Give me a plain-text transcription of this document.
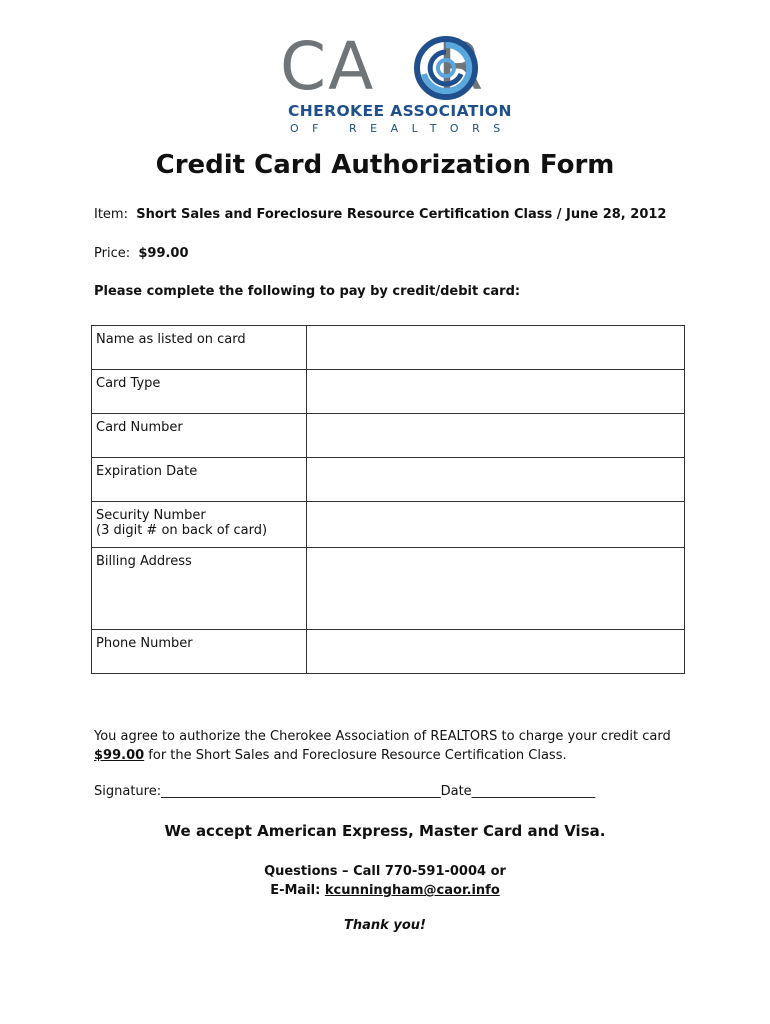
CA R
CHEROKEE ASSOCIATION
OF REALTORS
Credit Card Authorization Form
Item: Short Sales and Foreclosure Resource Certification Class / June 28, 2012
Price: $99.00
Please complete the following to pay by credit/debit card:
Name as listed on card	
Card Type	
Card Number	
Expiration Date	

Security Number
(3 digit # on back of card)	

Billing Address	
Phone Number	
You agree to authorize the Cherokee Association of REALTORS to charge your credit card
$99.00 for the Short Sales and Foreclosure Resource Certification Class.
Signature:___________________________________________Date___________________
We accept American Express, Master Card and Visa.
Questions – Call 770-591-0004 or
E-Mail: kcunningham@caor.info
Thank you!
..........
### WRITTEN INSTRUCTION
Take the records above and transcribe them exactly, dropping every picture.

### WRITTEN REPLY
Give me a plain-text transcription of this document.
CA R
CHEROKEE ASSOCIATION
OF REALTORS
Credit Card Authorization Form
Item: Short Sales and Foreclosure Resource Certification Class / June 28, 2012
Price: $99.00
Please complete the following to pay by credit/debit card:
Name as listed on card	
Card Type	
Card Number	
Expiration Date	

Security Number
(3 digit # on back of card)	

Billing Address	
Phone Number	
You agree to authorize the Cherokee Association of REALTORS to charge your credit card
$99.00 for the Short Sales and Foreclosure Resource Certification Class.
Signature:___________________________________________Date___________________
We accept American Express, Master Card and Visa.
Questions – Call 770-591-0004 or
E-Mail: kcunningham@caor.info
Thank you!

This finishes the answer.